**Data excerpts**
--------------------------------------------------

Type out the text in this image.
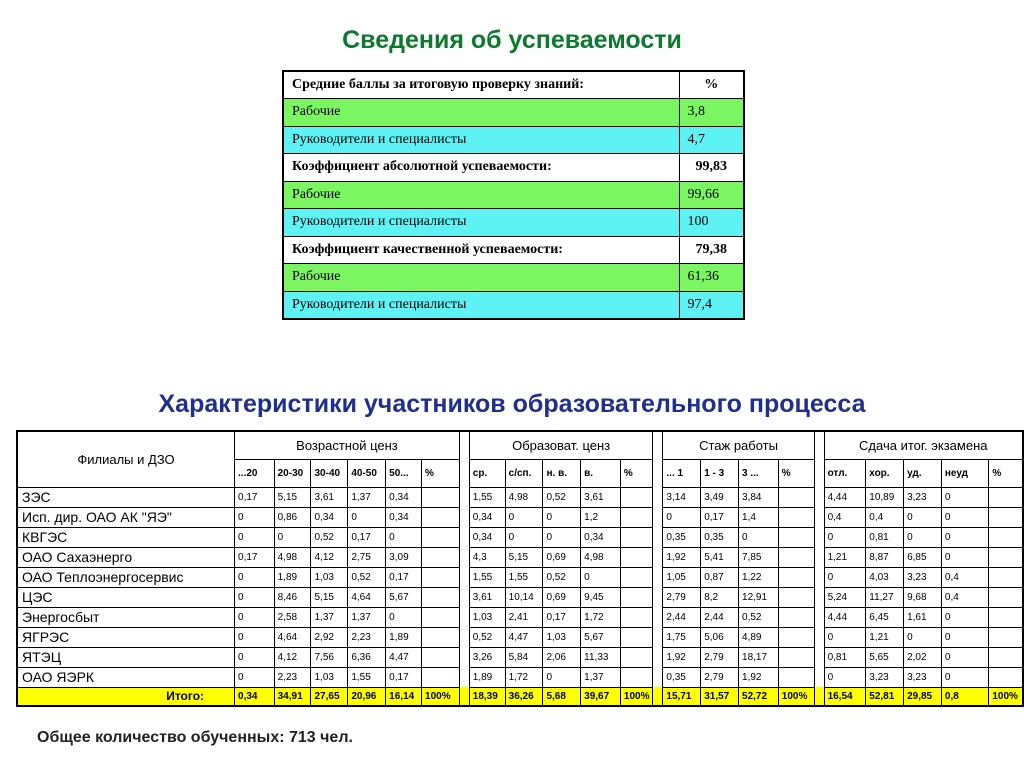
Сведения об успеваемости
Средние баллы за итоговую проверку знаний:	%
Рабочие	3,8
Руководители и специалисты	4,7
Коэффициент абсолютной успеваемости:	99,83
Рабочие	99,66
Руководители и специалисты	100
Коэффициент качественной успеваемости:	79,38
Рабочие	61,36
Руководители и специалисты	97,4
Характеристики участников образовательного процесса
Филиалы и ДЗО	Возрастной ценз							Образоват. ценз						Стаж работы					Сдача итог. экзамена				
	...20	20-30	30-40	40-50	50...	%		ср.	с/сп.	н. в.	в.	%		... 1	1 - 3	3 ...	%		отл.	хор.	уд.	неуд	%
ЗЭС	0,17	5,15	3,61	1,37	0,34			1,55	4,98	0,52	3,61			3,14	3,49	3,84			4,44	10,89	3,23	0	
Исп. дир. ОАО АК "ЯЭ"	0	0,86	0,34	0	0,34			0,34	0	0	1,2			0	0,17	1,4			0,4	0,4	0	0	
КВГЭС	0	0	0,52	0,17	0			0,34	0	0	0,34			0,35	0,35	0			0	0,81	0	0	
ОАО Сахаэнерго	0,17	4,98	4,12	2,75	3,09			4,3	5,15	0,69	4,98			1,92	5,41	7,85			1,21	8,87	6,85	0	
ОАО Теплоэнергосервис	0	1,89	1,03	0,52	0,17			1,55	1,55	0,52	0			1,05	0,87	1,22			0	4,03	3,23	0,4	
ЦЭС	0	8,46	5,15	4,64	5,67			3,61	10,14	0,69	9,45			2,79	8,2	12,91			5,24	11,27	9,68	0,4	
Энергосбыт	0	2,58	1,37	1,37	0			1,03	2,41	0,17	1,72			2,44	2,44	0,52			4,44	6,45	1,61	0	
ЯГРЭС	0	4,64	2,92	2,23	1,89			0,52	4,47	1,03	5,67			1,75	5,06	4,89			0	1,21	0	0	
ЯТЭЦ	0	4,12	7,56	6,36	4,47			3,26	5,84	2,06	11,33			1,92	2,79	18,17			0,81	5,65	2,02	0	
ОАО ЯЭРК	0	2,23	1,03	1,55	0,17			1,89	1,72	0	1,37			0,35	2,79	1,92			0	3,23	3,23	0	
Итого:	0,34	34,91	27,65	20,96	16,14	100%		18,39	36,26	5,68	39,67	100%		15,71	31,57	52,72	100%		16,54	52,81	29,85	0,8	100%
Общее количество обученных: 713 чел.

--------------------------------------------------

**GOAL**
Give the count of lines holding the word "Рабочие" and nothing more.

**REPLY**
3